Raw records
*-*-*
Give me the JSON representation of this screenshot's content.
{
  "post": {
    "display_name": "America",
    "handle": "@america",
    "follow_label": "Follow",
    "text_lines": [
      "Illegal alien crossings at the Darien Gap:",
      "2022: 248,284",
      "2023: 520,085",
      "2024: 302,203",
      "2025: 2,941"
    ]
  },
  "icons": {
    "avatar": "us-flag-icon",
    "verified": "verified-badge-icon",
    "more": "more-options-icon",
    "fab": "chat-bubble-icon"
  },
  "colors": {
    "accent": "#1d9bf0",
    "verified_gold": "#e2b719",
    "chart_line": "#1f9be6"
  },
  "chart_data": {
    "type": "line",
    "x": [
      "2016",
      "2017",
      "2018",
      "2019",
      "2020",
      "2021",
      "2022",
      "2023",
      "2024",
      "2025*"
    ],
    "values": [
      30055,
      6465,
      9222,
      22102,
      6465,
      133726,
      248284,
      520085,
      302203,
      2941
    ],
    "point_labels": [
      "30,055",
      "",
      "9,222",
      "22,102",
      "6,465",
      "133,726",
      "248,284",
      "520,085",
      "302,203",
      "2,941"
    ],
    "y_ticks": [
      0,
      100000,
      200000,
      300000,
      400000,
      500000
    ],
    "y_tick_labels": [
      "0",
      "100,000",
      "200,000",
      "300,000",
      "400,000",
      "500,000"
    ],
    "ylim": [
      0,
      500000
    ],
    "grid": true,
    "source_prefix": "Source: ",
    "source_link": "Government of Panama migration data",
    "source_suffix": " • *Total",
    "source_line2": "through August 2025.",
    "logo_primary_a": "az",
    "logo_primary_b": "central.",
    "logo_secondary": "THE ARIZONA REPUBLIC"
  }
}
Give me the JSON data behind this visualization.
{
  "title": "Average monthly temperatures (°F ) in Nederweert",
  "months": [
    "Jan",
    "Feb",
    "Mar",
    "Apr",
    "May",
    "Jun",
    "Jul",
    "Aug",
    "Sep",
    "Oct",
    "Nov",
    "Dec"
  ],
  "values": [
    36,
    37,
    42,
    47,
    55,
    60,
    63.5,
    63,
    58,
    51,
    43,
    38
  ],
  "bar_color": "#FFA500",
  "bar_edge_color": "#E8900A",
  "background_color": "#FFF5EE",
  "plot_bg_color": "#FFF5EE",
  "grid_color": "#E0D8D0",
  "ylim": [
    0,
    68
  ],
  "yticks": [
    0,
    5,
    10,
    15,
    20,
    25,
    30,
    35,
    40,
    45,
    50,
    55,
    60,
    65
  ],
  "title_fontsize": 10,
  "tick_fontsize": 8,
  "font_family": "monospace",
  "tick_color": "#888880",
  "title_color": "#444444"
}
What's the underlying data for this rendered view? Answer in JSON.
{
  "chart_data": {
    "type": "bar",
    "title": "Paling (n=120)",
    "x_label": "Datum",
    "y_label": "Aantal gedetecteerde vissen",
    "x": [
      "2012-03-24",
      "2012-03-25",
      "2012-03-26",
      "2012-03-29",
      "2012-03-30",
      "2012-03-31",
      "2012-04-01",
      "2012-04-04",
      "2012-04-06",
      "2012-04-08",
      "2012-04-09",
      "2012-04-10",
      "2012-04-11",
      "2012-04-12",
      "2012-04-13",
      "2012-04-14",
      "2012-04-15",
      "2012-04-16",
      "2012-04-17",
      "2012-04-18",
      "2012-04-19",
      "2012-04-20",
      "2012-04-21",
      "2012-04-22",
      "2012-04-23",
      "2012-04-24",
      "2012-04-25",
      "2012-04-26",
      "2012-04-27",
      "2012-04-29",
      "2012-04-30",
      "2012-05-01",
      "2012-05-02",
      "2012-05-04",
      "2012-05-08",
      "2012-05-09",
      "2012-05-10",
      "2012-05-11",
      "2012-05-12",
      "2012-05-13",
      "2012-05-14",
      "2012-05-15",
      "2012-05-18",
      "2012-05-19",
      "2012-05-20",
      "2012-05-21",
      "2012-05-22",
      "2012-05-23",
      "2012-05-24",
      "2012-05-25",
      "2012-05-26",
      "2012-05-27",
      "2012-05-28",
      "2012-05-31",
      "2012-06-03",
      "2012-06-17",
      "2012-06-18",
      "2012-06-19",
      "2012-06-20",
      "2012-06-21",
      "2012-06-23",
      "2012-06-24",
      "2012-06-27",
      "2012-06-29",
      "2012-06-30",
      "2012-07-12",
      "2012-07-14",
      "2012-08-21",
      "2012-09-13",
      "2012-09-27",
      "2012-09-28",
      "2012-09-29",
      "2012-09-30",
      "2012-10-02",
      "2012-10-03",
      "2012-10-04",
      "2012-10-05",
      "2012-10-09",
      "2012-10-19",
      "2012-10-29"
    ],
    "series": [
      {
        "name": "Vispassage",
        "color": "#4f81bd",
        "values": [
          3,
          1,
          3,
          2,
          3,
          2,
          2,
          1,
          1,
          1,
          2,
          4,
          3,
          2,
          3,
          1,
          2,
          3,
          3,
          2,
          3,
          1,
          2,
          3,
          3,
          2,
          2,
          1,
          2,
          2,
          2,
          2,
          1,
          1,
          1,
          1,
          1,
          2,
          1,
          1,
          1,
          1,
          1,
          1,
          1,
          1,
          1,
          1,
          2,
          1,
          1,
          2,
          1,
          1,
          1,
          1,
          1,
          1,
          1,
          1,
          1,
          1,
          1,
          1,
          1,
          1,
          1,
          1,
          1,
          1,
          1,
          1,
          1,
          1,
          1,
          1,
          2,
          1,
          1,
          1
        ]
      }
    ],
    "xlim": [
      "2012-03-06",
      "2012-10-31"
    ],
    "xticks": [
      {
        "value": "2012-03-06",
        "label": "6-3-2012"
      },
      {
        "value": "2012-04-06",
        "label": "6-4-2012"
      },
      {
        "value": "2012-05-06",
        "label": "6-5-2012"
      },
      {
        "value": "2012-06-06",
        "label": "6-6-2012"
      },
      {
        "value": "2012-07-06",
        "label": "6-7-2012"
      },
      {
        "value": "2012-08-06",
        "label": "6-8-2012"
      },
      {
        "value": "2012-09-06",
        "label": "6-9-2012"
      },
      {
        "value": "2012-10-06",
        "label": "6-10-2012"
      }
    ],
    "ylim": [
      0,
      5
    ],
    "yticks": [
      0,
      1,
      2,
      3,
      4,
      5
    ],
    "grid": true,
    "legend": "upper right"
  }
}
*-*-*
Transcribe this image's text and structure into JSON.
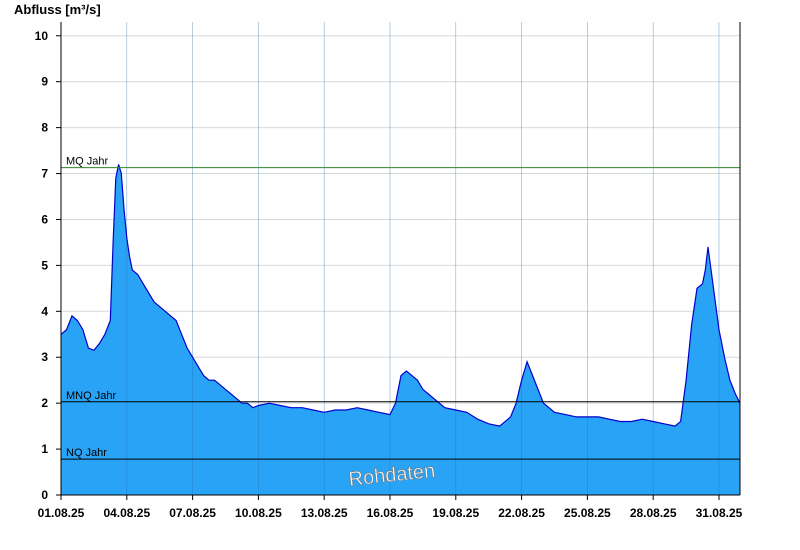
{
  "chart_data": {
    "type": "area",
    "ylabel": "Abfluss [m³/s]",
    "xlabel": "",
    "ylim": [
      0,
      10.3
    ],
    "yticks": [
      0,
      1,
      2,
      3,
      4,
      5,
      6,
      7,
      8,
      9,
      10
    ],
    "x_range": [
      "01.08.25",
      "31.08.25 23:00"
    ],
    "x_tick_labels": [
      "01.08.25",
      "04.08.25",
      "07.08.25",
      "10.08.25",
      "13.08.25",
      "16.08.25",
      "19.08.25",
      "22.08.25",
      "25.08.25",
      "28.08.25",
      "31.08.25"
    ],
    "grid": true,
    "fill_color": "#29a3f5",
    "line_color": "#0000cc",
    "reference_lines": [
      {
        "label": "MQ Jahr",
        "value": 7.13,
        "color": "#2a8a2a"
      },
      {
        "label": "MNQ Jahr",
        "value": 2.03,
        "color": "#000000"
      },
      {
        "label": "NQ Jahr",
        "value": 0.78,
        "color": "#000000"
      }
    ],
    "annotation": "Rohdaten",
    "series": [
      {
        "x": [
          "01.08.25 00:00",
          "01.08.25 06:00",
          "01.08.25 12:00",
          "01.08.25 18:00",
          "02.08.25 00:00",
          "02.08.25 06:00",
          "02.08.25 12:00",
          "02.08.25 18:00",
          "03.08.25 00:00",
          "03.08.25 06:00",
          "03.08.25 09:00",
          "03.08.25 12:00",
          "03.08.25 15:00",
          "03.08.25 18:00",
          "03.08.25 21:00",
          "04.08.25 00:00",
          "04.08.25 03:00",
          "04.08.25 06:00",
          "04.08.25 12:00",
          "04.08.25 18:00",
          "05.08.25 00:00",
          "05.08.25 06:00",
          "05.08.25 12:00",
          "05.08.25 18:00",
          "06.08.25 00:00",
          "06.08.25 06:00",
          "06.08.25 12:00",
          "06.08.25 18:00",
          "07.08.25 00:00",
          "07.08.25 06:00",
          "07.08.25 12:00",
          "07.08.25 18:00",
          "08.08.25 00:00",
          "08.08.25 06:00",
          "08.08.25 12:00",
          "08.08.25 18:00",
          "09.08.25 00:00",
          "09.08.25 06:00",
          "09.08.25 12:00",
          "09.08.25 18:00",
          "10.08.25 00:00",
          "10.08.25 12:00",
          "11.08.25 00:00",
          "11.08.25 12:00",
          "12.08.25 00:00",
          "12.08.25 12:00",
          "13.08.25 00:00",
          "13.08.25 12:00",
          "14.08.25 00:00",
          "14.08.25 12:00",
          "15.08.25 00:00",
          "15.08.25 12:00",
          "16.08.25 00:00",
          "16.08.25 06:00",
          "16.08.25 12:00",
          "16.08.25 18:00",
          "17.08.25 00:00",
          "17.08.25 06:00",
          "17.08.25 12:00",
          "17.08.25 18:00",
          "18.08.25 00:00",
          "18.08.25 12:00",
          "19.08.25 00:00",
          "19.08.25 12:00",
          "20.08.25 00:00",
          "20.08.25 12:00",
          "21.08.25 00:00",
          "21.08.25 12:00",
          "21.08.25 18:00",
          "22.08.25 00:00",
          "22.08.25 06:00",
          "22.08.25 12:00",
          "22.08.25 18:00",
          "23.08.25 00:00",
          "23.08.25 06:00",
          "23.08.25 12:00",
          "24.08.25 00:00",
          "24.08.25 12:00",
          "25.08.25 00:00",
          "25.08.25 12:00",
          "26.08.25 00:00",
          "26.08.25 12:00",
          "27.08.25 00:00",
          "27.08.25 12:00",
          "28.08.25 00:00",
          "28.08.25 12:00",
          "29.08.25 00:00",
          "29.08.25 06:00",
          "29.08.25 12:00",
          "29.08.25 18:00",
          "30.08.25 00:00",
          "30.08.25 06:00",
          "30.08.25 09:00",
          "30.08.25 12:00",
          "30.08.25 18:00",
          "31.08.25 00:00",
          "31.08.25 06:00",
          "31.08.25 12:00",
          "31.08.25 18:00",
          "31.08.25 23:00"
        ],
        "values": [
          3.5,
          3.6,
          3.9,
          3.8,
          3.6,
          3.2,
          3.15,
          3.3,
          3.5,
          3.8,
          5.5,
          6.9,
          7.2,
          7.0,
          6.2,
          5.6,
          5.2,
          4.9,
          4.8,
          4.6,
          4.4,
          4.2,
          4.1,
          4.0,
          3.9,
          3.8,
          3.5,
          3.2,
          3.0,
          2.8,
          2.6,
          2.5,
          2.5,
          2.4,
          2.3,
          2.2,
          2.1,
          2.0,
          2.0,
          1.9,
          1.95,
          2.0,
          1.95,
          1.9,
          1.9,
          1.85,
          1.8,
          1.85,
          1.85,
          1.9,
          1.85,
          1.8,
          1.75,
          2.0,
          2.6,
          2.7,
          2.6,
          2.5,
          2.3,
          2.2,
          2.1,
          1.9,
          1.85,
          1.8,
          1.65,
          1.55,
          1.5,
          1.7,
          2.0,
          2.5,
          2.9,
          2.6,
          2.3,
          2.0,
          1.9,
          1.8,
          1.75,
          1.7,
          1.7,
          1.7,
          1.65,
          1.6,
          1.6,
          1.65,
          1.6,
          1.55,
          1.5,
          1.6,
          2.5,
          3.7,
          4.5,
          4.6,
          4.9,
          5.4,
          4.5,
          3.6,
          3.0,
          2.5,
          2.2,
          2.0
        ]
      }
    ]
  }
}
*-*-*
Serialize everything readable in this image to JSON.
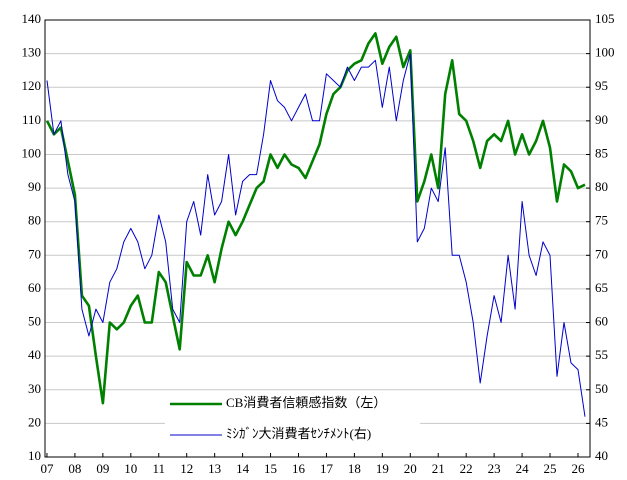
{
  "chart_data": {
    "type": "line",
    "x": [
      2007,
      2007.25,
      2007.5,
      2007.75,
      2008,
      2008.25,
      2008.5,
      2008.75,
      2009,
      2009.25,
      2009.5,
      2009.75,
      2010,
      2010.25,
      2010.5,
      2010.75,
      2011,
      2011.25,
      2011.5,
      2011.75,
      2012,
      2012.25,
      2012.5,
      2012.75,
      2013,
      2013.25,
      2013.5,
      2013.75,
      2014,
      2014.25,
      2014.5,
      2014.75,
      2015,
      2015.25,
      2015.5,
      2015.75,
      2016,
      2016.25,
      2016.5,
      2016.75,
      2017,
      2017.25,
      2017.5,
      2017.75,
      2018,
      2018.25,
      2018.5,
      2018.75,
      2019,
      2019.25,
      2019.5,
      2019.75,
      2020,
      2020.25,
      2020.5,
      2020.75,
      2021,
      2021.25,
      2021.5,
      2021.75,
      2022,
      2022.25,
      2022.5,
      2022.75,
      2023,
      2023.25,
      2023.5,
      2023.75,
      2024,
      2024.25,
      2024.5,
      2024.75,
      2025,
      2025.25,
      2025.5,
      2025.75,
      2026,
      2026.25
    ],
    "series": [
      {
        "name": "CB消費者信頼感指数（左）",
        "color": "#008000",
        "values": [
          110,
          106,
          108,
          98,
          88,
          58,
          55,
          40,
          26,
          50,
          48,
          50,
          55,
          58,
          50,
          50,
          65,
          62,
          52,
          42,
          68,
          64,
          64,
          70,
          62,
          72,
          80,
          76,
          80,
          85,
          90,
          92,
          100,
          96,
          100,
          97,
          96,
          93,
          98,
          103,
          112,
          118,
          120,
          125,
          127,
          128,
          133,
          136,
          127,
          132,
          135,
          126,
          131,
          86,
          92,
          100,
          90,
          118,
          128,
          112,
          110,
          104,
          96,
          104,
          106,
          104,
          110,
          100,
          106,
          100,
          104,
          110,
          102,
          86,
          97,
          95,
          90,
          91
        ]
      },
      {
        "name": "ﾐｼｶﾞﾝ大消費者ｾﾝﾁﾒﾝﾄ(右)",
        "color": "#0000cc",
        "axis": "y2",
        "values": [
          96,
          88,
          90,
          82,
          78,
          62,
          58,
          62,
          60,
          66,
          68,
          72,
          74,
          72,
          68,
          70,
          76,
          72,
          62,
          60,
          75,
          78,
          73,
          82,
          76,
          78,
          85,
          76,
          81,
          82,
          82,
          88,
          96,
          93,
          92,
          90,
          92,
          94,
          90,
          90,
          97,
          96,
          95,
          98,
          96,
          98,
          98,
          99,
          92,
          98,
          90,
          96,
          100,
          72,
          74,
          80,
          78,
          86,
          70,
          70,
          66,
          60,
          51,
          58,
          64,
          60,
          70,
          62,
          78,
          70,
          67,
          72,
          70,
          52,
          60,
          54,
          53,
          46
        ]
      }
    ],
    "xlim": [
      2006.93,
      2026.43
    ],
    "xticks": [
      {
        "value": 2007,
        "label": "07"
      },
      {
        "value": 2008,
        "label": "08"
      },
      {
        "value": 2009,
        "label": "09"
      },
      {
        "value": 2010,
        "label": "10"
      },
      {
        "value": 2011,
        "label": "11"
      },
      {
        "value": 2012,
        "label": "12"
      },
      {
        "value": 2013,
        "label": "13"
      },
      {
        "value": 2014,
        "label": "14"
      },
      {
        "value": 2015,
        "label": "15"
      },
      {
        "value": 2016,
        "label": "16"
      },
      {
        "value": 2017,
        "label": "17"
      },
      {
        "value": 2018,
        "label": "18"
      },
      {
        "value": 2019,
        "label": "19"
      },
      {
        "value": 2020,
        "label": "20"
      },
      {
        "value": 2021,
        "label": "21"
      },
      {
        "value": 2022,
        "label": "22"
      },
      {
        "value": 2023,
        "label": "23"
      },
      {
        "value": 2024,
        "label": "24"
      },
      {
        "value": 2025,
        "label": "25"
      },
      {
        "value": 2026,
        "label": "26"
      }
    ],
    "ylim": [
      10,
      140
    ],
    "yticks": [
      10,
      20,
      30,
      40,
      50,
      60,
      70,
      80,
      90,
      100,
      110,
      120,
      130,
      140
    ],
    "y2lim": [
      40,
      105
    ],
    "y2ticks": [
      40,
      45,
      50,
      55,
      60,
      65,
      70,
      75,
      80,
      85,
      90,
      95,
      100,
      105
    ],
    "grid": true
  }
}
*-*-*
REQUIRED WORK
State the count of lines with the word "this" in them, and write nothing else.

THE RESPONSE
5